■ EXERCISE GOAL ■
Each line of the data that includes the string "klajdiharuni" is to be copied out.

Dataset items
%%

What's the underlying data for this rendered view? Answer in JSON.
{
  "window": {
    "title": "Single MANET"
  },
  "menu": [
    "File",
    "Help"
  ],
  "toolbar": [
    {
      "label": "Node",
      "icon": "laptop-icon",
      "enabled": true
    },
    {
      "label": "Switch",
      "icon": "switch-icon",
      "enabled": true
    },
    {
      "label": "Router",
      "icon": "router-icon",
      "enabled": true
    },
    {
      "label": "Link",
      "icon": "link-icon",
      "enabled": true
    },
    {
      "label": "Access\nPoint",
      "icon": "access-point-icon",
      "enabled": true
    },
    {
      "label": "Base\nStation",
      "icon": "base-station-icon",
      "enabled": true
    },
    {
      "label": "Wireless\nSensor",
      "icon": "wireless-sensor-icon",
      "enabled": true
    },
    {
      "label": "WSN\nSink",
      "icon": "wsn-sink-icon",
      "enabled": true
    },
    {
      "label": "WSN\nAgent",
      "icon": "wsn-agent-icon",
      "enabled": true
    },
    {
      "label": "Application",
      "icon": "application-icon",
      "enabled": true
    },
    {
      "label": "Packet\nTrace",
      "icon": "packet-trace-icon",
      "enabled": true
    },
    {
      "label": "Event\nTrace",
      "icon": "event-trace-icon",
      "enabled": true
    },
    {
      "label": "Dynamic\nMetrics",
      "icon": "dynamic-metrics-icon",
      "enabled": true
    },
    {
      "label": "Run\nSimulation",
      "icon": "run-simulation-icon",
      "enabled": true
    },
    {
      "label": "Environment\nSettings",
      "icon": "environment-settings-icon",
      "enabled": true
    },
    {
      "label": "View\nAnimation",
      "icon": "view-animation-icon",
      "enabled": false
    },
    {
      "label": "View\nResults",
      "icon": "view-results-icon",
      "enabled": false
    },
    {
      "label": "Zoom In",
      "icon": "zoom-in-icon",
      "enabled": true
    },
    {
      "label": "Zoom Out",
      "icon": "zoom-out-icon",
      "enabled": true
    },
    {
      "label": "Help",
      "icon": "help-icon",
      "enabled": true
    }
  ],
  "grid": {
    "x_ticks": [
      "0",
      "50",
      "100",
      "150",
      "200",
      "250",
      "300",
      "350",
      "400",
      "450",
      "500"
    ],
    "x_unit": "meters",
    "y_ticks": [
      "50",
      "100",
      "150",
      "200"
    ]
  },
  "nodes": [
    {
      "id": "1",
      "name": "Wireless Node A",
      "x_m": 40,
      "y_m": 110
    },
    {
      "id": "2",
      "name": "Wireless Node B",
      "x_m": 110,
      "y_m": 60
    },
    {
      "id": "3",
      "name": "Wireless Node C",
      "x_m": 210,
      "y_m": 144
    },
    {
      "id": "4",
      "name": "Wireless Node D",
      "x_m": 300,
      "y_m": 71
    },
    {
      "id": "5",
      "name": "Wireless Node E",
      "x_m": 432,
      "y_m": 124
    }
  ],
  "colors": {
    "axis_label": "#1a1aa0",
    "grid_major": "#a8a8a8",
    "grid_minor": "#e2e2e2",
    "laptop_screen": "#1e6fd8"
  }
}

%%
%%

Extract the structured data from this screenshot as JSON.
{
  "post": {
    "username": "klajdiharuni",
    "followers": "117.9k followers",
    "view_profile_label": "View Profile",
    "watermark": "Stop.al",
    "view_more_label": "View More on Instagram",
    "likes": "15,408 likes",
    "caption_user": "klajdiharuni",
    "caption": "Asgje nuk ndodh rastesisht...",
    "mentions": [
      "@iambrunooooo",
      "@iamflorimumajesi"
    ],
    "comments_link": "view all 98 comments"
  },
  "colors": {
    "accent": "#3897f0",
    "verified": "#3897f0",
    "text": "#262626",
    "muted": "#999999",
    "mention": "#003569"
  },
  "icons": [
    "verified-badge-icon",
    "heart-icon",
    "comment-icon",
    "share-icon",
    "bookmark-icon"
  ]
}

%%

■ WRITTEN RESPONSE ■
    "username": "klajdiharuni",
    "caption_user": "klajdiharuni",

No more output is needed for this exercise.